Provided text:
Re: What's the reasonable time to mirror a hard disk?
hi ya yuwen
how full is /dev/hda ???
- if some of your partitions is 75% full... i would NOT use dd...
( faster to do it manually
assuming that /var and /usr not too full but / is 80% full etc
check the dma status of your disk
root# hdparm /dev/hda
root# hdparm /dev/hdb
to see the write/read xfer speeds
root# hdparm -tT /dev/hda
turn dma mode on if its not set
root# hdparm -d1 /dev/hda
fdisk your /dev/hdb the same way or different way than /dev/hda
-- remember that dd keeps the same original size partition
now copy your directories in each parititons...
dd if=/dev/hda1 /dev/hdb1 bs=32k ( / )
# or #
( tar cf - /bin /sbin /lib /boot ) | ( cd /mnt/hdb1 ; tar xvfp - )
mount /dev/hdbxxx /mnt/xxx
( tar cf - /var ) | ( cd /mnt/hdb2 ; tar xvfp - )
( tar cf - /usr ) | ( cd /mnt/hdb3 ; tar xvfp - )

Data excerpts:
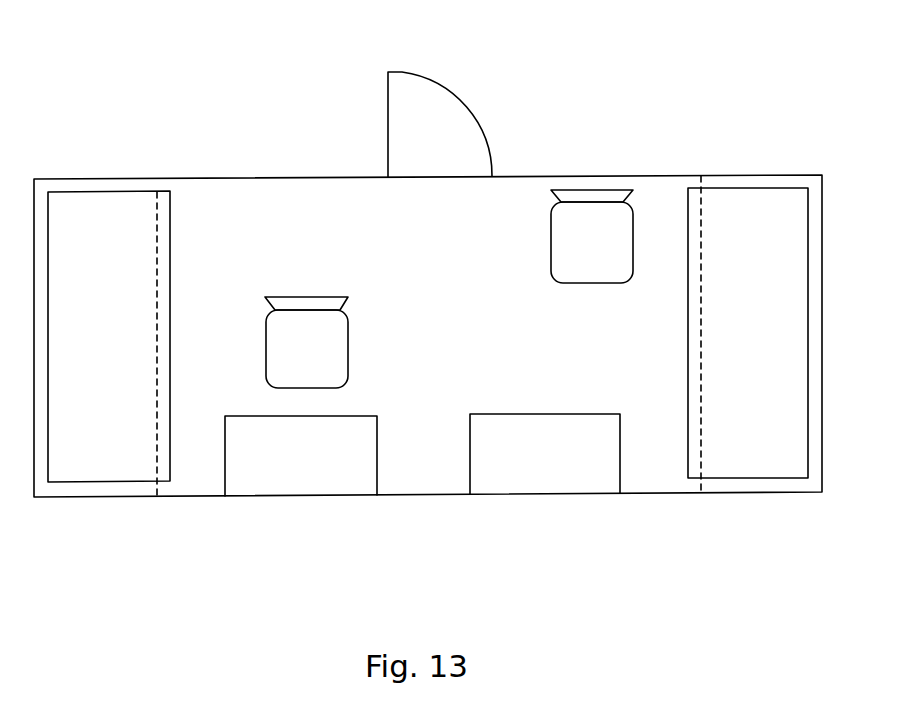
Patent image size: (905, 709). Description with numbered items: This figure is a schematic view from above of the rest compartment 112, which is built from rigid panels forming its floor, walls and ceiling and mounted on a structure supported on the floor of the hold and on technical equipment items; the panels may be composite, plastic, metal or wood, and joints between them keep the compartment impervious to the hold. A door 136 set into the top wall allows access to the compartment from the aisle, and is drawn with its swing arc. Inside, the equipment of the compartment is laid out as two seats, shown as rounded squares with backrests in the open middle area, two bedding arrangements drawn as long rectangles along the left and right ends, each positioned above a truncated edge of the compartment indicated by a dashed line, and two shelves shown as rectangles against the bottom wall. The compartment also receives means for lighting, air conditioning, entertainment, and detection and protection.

The rest compartment 112 is at (408, 468).
The door 136 is at (455, 110).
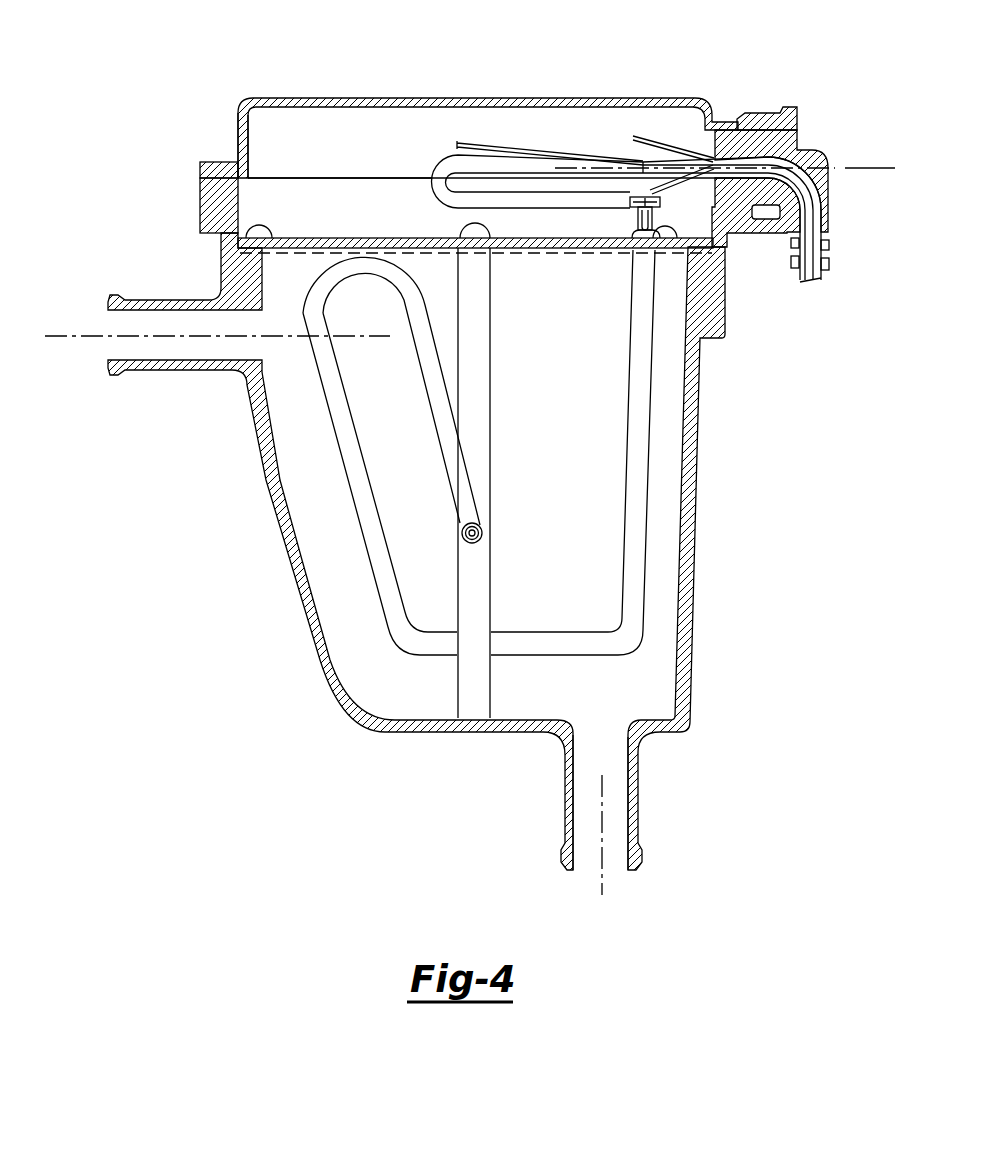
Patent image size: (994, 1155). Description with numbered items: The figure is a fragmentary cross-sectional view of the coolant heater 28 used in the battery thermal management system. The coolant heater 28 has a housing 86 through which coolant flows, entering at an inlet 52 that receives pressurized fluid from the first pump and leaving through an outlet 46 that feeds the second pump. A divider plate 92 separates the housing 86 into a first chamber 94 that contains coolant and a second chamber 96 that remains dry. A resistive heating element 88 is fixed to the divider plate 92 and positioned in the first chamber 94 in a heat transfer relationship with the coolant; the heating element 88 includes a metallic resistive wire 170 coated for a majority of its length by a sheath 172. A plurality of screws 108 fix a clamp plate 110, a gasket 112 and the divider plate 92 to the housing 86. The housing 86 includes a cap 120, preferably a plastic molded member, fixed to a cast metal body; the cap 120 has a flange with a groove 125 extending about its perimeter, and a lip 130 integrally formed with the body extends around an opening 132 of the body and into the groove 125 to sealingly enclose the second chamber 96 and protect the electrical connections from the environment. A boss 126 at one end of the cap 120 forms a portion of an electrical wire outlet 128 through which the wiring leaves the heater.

The coolant heater 28 is at (258, 527).
The outlet 46 is at (120, 313).
The inlet 52 is at (612, 858).
The housing 86 is at (196, 208).
The resistive heating element 88 is at (416, 395).
The divider plate 92 is at (552, 250).
The first chamber 94 is at (322, 476).
The second chamber 96 is at (370, 141).
The screws 108 is at (270, 232).
The clamp plate 110 is at (380, 237).
The gasket 112 is at (706, 251).
The cap 120 is at (412, 97).
The groove 125 is at (238, 186).
The boss 126 is at (746, 112).
The electrical wire outlet 128 is at (800, 106).
The lip 130 is at (200, 163).
The opening 132 is at (266, 170).
The metallic resistive wire 170 is at (482, 540).
The sheath 172 is at (480, 528).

Problems to solve:
[1] List every hdparm command given in the reply on mirroring a hard disk, without the shell prompt.
[2] Reproduce the reply on mirroring a hard disk verbatim from "- if some of" to "bs=32k ( / )".
The listing has no connection to the reply on mirroring a hard disk.

Worked answers:
[1]
hdparm /dev/hda
hdparm /dev/hdb
hdparm -tT /dev/hda
hdparm -d1 /dev/hda

[2]
- if some of your partitions is 75% full... i would NOT use dd...
( faster to do it manually
assuming that /var and /usr not too full but / is 80% full etc
check the dma status of your disk
root# hdparm /dev/hda
root# hdparm /dev/hdb
to see the write/read xfer speeds
root# hdparm -tT /dev/hda
turn dma mode on if its not set
root# hdparm -d1 /dev/hda
fdisk your /dev/hdb the same way or different way than /dev/hda
-- remember that dd keeps the same original size partition
now copy your directories in each parititons...
dd if=/dev/hda1 /dev/hdb1 bs=32k ( / )